** start of INFORMATION PROVIDED **

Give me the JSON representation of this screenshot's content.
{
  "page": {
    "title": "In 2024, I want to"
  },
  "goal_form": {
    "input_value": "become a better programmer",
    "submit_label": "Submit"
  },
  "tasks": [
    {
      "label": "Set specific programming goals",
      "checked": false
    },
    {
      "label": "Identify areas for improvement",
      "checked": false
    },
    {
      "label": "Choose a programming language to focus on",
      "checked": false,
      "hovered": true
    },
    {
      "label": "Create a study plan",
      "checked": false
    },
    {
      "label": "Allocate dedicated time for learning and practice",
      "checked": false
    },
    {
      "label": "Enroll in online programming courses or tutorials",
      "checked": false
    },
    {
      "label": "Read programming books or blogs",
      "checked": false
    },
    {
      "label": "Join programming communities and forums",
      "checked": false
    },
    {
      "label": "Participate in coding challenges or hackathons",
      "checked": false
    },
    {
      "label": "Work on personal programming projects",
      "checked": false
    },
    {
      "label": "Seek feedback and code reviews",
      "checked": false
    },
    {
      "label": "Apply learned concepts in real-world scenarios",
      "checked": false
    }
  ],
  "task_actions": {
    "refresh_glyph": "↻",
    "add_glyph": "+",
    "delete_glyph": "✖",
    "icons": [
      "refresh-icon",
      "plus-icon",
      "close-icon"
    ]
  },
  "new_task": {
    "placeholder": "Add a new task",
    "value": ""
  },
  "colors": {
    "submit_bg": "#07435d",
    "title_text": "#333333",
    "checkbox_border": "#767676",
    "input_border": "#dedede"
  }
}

** end of INFORMATION PROVIDED **

PROBLEM DETAILS.
Return all of the data word for word.

REPLY.
Give me the JSON representation of this screenshot's content.
{
  "page": {
    "title": "In 2024, I want to"
  },
  "goal_form": {
    "input_value": "become a better programmer",
    "submit_label": "Submit"
  },
  "tasks": [
    {
      "label": "Set specific programming goals",
      "checked": false
    },
    {
      "label": "Identify areas for improvement",
      "checked": false
    },
    {
      "label": "Choose a programming language to focus on",
      "checked": false,
      "hovered": true
    },
    {
      "label": "Create a study plan",
      "checked": false
    },
    {
      "label": "Allocate dedicated time for learning and practice",
      "checked": false
    },
    {
      "label": "Enroll in online programming courses or tutorials",
      "checked": false
    },
    {
      "label": "Read programming books or blogs",
      "checked": false
    },
    {
      "label": "Join programming communities and forums",
      "checked": false
    },
    {
      "label": "Participate in coding challenges or hackathons",
      "checked": false
    },
    {
      "label": "Work on personal programming projects",
      "checked": false
    },
    {
      "label": "Seek feedback and code reviews",
      "checked": false
    },
    {
      "label": "Apply learned concepts in real-world scenarios",
      "checked": false
    }
  ],
  "task_actions": {
    "refresh_glyph": "↻",
    "add_glyph": "+",
    "delete_glyph": "✖",
    "icons": [
      "refresh-icon",
      "plus-icon",
      "close-icon"
    ]
  },
  "new_task": {
    "placeholder": "Add a new task",
    "value": ""
  },
  "colors": {
    "submit_bg": "#07435d",
    "title_text": "#333333",
    "checkbox_border": "#767676",
    "input_border": "#dedede"
  }
}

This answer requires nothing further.